[Supplied material start]

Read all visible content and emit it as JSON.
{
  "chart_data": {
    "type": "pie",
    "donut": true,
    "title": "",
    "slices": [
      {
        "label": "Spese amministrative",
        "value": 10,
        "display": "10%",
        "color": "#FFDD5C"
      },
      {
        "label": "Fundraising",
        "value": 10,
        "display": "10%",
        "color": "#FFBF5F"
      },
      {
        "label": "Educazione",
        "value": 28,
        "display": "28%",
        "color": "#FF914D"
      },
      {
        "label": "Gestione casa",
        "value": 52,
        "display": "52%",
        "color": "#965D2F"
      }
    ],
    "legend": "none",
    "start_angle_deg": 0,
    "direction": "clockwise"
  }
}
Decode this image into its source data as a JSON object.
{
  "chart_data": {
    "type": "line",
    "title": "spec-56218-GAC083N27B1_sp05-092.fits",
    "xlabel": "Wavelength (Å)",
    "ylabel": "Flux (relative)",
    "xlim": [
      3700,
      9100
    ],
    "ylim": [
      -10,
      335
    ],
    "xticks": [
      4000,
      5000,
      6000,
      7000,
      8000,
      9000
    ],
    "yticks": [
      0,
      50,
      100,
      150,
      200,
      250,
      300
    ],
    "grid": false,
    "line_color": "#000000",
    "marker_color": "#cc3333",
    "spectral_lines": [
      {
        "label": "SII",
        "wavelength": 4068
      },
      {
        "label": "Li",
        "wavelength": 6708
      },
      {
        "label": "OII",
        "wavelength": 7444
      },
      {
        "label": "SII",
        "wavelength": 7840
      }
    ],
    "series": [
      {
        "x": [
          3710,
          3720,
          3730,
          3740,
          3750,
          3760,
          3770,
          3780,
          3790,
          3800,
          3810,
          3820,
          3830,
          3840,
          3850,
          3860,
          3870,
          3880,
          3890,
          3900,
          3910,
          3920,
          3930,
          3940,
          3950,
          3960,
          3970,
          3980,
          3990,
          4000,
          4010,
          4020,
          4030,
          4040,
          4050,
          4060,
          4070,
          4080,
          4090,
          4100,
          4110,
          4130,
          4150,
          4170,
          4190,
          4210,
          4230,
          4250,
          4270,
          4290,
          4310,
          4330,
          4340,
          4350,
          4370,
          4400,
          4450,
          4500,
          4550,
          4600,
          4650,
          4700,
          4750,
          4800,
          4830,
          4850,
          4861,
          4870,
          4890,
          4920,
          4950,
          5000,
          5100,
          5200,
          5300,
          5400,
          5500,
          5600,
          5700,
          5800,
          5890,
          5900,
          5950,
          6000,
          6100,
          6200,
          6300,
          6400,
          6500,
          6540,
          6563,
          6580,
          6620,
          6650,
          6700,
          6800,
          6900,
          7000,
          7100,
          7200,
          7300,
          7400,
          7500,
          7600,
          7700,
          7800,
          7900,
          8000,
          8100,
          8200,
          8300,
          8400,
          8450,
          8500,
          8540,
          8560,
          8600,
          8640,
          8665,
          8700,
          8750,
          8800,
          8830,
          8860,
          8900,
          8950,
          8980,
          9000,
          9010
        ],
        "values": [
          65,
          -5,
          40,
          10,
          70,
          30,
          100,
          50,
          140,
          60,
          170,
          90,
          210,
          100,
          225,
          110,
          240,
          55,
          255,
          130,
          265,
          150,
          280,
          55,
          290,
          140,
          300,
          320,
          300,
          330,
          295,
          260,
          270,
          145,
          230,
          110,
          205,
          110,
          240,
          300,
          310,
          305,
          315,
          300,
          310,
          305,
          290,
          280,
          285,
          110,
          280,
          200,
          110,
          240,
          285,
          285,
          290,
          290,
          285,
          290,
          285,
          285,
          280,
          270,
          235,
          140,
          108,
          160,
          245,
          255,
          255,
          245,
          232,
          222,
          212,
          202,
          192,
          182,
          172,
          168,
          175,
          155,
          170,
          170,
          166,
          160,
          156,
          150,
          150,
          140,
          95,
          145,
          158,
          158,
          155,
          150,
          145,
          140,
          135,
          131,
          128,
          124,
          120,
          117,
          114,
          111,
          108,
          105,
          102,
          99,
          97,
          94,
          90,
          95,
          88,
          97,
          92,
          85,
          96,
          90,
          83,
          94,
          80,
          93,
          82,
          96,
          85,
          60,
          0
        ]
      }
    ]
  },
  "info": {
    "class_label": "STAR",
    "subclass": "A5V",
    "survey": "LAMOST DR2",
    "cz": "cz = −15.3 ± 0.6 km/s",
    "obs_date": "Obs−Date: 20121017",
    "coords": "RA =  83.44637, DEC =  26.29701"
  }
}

[Supplied material end]

Report how many lines of the entries hold the word "display". Nothing else is needed.

4